**WORK TO DO**
Locate all lines in the data below that hold "Memory" and show them.

**RAW DATA**
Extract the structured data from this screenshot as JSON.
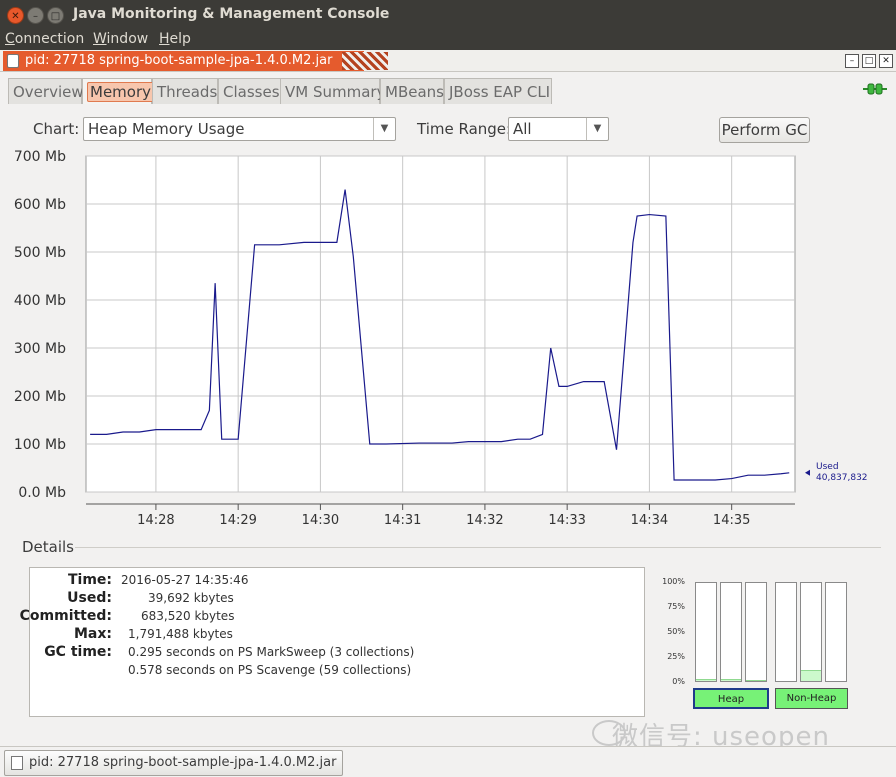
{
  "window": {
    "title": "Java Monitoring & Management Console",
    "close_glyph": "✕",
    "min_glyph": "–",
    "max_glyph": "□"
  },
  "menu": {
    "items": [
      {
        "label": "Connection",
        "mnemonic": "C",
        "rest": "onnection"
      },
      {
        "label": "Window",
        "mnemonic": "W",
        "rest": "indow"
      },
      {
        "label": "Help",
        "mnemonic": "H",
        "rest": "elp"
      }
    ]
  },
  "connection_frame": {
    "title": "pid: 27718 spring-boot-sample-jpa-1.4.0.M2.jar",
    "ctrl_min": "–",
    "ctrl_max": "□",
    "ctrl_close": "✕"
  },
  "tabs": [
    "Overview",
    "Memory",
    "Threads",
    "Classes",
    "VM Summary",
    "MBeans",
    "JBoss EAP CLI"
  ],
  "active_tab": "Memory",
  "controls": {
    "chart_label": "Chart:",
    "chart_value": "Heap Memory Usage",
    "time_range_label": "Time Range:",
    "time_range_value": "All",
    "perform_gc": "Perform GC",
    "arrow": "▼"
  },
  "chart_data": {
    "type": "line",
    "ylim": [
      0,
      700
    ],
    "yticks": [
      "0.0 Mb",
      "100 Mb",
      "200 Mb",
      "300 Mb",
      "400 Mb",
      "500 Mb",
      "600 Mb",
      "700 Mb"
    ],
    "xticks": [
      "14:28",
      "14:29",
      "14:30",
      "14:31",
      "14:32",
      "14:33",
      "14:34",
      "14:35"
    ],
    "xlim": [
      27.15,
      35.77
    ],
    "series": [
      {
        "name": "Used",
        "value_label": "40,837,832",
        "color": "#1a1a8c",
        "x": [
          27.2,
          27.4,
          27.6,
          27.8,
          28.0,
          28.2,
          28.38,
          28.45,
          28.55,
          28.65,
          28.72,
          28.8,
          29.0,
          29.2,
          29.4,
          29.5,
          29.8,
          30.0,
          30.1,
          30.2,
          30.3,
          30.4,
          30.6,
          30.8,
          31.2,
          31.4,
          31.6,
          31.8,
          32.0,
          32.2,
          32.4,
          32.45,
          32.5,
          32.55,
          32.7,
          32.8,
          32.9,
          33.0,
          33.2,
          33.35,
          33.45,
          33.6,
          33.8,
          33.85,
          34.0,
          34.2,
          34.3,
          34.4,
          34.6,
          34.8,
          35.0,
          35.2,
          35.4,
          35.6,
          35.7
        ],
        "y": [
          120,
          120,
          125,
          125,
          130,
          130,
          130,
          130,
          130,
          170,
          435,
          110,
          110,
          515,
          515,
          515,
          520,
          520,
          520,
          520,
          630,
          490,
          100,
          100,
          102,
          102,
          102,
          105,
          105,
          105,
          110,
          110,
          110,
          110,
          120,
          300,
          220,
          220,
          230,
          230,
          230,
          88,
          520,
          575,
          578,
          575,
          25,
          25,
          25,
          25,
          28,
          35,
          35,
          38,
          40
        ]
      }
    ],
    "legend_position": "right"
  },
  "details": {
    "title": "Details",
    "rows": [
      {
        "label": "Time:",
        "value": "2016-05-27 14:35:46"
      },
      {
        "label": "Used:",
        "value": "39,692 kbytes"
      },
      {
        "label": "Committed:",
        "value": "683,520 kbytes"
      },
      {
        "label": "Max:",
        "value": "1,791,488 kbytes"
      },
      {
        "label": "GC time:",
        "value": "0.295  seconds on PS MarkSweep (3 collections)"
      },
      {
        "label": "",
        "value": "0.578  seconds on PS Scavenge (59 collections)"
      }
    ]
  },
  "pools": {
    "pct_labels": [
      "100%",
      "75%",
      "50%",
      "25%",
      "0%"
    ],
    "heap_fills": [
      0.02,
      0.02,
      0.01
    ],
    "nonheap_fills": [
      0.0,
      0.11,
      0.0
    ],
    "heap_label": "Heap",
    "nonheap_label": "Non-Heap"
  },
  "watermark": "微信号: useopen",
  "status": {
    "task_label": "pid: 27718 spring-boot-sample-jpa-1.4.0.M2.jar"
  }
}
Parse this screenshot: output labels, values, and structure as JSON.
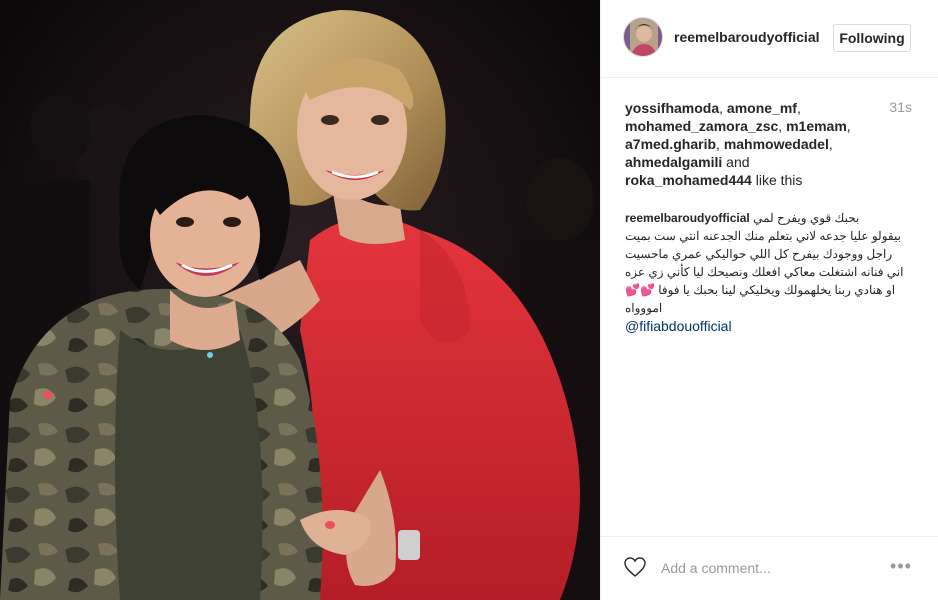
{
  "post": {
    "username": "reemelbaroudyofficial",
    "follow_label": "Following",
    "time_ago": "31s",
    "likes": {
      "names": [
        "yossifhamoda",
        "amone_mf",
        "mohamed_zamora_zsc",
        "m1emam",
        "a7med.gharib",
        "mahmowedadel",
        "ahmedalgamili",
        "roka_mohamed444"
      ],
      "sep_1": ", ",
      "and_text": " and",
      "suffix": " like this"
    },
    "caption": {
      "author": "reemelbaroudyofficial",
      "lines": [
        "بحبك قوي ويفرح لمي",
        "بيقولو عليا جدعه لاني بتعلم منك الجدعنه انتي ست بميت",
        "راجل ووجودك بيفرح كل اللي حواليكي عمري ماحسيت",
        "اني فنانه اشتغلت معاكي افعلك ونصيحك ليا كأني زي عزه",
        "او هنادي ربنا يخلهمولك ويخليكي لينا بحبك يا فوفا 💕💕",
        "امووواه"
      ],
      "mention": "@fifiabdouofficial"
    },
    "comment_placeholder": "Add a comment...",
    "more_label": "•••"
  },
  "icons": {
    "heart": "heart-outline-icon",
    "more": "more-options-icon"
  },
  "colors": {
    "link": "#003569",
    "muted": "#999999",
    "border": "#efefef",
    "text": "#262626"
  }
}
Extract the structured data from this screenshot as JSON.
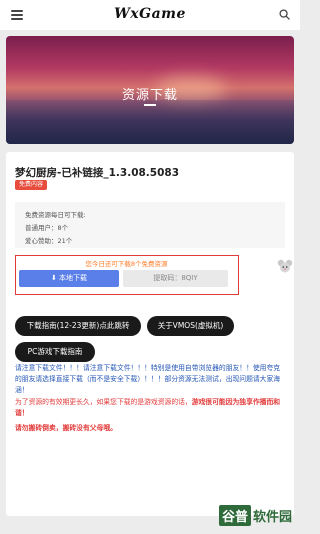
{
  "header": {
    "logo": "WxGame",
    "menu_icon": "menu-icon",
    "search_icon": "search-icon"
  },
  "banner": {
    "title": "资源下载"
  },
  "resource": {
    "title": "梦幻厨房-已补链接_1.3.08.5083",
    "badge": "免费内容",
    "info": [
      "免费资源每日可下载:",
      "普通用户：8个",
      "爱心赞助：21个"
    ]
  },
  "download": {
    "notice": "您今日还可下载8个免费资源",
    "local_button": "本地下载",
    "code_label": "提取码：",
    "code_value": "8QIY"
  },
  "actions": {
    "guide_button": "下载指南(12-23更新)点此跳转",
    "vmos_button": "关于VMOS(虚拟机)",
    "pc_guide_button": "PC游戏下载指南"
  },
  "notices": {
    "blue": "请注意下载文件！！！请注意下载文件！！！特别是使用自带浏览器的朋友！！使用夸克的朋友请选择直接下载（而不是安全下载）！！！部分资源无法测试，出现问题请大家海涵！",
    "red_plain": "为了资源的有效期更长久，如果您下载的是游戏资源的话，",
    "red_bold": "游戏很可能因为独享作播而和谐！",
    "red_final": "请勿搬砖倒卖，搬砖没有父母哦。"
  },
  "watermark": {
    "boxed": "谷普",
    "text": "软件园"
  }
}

**TASK OUTPUT**
    "Memory",
  "active_tab": "Memory",
    "chart_value": "Heap Memory Usage",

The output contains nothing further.